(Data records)
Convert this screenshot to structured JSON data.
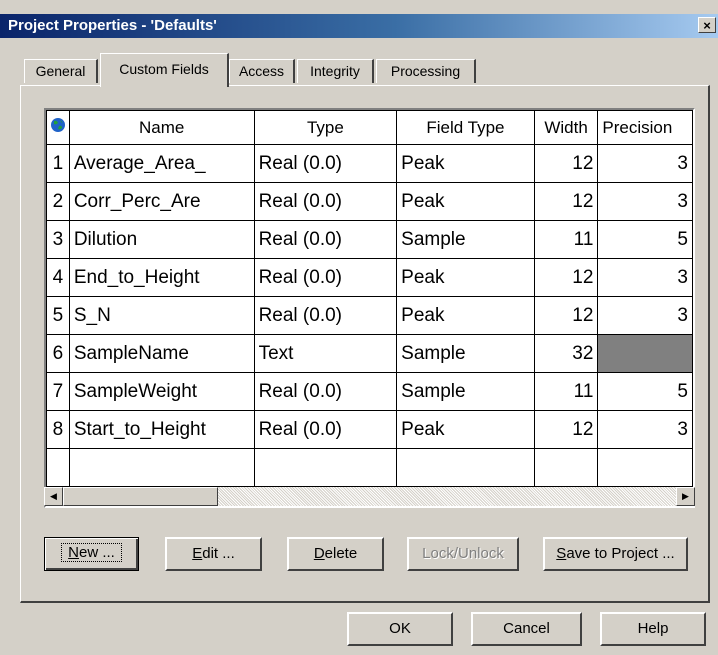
{
  "window": {
    "title": "Project Properties - 'Defaults'",
    "close_glyph": "×"
  },
  "tabs": [
    {
      "label": "General",
      "active": false
    },
    {
      "label": "Custom Fields",
      "active": true
    },
    {
      "label": "Access",
      "active": false
    },
    {
      "label": "Integrity",
      "active": false
    },
    {
      "label": "Processing",
      "active": false
    }
  ],
  "grid": {
    "corner_icon": "globe-icon",
    "columns": [
      "Name",
      "Type",
      "Field Type",
      "Width",
      "Precision"
    ],
    "rows": [
      {
        "num": "1",
        "name": "Average_Area_",
        "type": "Real (0.0)",
        "field_type": "Peak",
        "width": "12",
        "precision": "3"
      },
      {
        "num": "2",
        "name": "Corr_Perc_Are",
        "type": "Real (0.0)",
        "field_type": "Peak",
        "width": "12",
        "precision": "3"
      },
      {
        "num": "3",
        "name": "Dilution",
        "type": "Real (0.0)",
        "field_type": "Sample",
        "width": "11",
        "precision": "5"
      },
      {
        "num": "4",
        "name": "End_to_Height",
        "type": "Real (0.0)",
        "field_type": "Peak",
        "width": "12",
        "precision": "3"
      },
      {
        "num": "5",
        "name": "S_N",
        "type": "Real (0.0)",
        "field_type": "Peak",
        "width": "12",
        "precision": "3"
      },
      {
        "num": "6",
        "name": "SampleName",
        "type": "Text",
        "field_type": "Sample",
        "width": "32",
        "precision": ""
      },
      {
        "num": "7",
        "name": "SampleWeight",
        "type": "Real (0.0)",
        "field_type": "Sample",
        "width": "11",
        "precision": "5"
      },
      {
        "num": "8",
        "name": "Start_to_Height",
        "type": "Real (0.0)",
        "field_type": "Peak",
        "width": "12",
        "precision": "3"
      }
    ]
  },
  "buttons": {
    "new": {
      "pre": "",
      "u": "N",
      "post": "ew ..."
    },
    "edit": {
      "pre": "",
      "u": "E",
      "post": "dit ..."
    },
    "delete": {
      "pre": "",
      "u": "D",
      "post": "elete"
    },
    "lock": {
      "label": "Lock/Unlock"
    },
    "save": {
      "pre": "",
      "u": "S",
      "post": "ave to Project ..."
    }
  },
  "footer": {
    "ok": "OK",
    "cancel": "Cancel",
    "help": "Help"
  }
}
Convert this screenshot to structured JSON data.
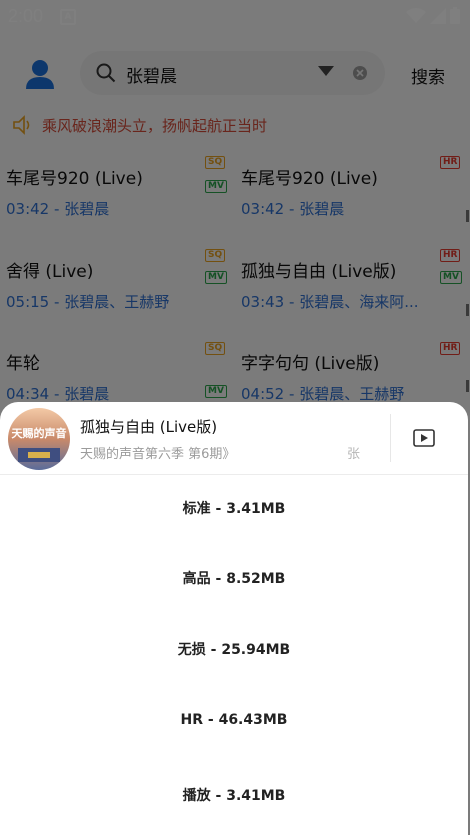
{
  "status": {
    "time": "2:00",
    "notification_glyph": "A"
  },
  "search": {
    "query": "张碧晨",
    "button_label": "搜索"
  },
  "notice": {
    "text": "乘风破浪潮头立，扬帆起航正当时"
  },
  "songs": [
    {
      "title": "车尾号920 (Live)",
      "duration": "03:42",
      "artists": "张碧晨",
      "badges": [
        "SQ",
        "MV"
      ]
    },
    {
      "title": "车尾号920 (Live)",
      "duration": "03:42",
      "artists": "张碧晨",
      "badges": [
        "HR"
      ]
    },
    {
      "title": "舍得 (Live)",
      "duration": "05:15",
      "artists": "张碧晨、王赫野",
      "badges": [
        "SQ",
        "MV"
      ]
    },
    {
      "title": "孤独与自由 (Live版)",
      "duration": "03:43",
      "artists": "张碧晨、海来阿...",
      "badges": [
        "HR",
        "MV"
      ]
    },
    {
      "title": "年轮",
      "duration": "04:34",
      "artists": "张碧晨",
      "badges": [
        "SQ",
        "MV"
      ]
    },
    {
      "title": "字字句句 (Live版)",
      "duration": "04:52",
      "artists": "张碧晨、王赫野",
      "badges": [
        "HR"
      ]
    }
  ],
  "sheet": {
    "title": "孤独与自由 (Live版)",
    "subtitle": "天赐的声音第六季 第6期》",
    "artist_fragment": "张",
    "cover_text": "天赐的声音",
    "options": [
      "标准 - 3.41MB",
      "高品 - 8.52MB",
      "无损 - 25.94MB",
      "HR - 46.43MB",
      "播放 - 3.41MB"
    ]
  },
  "colors": {
    "accent_blue": "#2f6fcf",
    "notice_red": "#d24a39",
    "sq": "#e7a021",
    "mv": "#2aa34a",
    "hr": "#e23b2e"
  }
}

What you are asked to do -
State how many lines of the data include the word "Project", with nothing else.

Answer to this problem -
2